What is asked: State the number of lines that hold the string "Εκπαιδευτικού", with nothing added.

Given information:
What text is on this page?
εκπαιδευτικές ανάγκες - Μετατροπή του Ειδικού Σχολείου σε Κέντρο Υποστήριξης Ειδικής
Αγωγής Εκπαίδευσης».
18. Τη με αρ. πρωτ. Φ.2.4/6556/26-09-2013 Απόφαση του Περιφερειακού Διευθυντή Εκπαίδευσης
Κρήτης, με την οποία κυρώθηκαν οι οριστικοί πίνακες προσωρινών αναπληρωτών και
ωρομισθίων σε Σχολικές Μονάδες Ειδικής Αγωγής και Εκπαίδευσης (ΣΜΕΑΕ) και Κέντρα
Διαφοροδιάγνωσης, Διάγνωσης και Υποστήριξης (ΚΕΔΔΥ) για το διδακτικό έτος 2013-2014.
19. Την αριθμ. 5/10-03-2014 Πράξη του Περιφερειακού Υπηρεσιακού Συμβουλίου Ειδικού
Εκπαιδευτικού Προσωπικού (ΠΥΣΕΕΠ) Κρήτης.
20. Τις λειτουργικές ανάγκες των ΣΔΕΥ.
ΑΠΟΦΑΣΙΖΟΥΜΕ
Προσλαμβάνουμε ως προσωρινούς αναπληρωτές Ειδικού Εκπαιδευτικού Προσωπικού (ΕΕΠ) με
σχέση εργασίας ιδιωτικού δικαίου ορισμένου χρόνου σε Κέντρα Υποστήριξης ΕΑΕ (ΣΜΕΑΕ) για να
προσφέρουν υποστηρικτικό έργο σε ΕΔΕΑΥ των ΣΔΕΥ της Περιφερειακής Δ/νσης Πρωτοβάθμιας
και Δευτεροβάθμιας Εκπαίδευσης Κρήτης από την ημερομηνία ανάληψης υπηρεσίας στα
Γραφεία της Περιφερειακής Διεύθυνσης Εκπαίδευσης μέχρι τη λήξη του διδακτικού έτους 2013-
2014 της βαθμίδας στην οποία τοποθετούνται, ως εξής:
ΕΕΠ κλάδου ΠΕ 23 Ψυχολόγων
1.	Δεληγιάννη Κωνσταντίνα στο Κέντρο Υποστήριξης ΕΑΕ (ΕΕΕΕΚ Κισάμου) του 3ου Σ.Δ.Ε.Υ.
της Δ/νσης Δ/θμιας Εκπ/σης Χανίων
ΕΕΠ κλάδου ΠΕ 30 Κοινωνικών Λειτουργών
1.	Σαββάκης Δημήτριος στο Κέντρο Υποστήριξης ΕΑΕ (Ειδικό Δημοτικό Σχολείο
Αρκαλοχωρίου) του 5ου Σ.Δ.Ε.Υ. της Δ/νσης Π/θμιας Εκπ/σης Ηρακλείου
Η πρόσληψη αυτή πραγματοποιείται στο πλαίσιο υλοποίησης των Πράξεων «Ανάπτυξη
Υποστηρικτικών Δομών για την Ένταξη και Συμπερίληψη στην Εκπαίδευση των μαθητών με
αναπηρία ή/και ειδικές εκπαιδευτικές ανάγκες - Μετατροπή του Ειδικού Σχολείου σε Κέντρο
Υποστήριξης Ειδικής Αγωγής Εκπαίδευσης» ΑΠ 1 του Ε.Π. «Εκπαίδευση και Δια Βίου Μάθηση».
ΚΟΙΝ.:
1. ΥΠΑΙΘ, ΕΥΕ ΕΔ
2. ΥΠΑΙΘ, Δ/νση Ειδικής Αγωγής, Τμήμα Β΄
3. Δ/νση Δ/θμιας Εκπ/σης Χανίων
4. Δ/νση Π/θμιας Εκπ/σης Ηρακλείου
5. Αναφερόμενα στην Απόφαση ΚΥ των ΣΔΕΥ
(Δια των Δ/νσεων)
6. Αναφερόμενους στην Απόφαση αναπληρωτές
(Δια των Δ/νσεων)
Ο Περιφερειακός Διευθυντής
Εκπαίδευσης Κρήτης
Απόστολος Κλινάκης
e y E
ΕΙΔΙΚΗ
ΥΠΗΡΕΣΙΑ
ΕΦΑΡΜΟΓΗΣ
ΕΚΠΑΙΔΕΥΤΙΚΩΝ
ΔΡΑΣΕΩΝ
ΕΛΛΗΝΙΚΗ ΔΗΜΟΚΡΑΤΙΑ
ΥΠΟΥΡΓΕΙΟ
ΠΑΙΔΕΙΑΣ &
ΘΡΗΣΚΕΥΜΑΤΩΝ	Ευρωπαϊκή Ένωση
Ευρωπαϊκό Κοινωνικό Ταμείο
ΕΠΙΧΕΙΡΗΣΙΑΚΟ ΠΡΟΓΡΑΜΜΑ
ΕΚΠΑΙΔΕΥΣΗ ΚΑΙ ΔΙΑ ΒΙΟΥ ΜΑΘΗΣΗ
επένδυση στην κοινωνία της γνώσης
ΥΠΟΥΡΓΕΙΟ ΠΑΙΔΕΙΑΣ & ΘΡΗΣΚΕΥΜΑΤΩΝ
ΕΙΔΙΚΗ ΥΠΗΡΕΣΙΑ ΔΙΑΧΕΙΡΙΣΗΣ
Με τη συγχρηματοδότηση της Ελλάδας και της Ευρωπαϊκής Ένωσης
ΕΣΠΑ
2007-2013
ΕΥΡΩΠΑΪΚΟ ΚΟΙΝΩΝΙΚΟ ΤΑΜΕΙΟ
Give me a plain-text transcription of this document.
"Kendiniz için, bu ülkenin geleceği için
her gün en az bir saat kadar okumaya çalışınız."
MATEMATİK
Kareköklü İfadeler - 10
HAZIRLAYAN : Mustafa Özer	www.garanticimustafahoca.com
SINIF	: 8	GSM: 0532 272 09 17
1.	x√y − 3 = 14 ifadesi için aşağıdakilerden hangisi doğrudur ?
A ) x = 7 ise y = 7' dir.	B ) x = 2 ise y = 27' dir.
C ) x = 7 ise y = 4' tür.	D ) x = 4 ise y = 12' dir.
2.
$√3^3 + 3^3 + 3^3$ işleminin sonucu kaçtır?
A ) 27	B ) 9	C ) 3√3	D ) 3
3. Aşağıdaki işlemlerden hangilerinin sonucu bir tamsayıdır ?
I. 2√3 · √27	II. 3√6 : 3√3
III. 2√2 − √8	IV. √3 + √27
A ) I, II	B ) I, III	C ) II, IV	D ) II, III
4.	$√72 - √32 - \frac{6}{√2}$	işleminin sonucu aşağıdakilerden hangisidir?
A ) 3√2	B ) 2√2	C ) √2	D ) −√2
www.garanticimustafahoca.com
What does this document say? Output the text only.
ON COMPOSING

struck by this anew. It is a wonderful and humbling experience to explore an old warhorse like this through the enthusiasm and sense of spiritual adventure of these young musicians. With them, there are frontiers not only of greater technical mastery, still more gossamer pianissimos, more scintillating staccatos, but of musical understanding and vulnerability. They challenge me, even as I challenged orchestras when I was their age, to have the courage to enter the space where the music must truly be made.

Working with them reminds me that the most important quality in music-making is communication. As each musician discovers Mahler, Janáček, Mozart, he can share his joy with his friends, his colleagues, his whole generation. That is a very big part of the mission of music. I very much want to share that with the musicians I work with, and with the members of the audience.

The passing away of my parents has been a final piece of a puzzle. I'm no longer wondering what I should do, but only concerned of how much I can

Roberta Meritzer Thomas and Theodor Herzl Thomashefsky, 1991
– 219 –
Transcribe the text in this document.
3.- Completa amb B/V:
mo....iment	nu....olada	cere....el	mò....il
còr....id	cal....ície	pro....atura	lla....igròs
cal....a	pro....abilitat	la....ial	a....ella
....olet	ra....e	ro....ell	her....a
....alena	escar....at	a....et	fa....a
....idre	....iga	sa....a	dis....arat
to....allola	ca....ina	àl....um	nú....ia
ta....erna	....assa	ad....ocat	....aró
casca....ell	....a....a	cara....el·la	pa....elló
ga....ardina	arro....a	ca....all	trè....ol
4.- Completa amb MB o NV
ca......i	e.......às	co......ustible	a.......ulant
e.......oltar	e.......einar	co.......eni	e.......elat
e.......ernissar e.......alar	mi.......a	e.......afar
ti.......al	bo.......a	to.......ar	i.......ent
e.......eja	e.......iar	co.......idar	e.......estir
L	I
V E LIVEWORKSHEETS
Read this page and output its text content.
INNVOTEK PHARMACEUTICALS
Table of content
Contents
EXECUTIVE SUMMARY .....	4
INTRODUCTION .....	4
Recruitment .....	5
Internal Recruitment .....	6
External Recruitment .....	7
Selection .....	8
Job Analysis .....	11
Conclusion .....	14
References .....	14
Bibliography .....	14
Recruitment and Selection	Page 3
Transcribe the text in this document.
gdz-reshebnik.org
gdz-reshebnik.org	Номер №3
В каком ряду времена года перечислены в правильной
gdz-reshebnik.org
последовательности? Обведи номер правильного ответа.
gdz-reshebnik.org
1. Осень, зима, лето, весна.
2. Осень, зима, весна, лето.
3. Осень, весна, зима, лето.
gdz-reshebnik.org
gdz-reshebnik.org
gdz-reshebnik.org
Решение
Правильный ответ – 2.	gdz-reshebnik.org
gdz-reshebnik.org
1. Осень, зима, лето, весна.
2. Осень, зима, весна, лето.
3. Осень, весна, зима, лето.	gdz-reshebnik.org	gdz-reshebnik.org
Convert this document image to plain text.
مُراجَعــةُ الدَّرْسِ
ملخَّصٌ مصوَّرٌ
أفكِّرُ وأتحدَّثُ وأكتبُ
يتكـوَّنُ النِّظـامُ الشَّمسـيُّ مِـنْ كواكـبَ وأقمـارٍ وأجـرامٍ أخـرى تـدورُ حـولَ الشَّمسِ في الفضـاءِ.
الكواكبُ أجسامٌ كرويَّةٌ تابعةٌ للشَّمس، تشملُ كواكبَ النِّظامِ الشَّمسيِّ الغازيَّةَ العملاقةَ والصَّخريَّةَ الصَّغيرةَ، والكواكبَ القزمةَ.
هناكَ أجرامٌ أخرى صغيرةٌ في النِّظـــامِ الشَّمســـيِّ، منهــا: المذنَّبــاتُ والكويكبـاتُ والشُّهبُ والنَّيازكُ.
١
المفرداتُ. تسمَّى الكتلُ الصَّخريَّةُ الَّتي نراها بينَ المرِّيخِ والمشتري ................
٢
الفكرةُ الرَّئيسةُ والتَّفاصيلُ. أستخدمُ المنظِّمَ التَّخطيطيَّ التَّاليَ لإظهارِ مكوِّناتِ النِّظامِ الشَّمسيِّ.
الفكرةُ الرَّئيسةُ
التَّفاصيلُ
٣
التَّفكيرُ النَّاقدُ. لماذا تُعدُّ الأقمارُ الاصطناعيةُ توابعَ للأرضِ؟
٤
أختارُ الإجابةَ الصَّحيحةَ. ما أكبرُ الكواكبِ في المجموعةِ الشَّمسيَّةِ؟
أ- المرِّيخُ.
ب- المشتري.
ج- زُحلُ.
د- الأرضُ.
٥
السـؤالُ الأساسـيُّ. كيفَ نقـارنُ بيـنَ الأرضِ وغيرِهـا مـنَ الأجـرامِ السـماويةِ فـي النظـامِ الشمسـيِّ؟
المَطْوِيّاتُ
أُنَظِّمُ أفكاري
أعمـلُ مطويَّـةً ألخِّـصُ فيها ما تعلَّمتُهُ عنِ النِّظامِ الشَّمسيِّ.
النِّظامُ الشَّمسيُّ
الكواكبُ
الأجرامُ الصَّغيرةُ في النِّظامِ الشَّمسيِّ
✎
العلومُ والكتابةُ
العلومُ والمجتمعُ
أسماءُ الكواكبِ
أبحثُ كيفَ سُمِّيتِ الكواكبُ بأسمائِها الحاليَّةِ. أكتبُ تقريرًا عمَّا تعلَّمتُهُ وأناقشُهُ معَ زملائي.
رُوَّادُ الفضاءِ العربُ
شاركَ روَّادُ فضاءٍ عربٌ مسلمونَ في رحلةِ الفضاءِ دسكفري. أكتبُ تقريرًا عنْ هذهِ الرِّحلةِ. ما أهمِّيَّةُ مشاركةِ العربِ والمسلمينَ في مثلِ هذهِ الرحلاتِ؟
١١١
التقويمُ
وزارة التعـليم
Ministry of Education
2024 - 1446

The solution: 2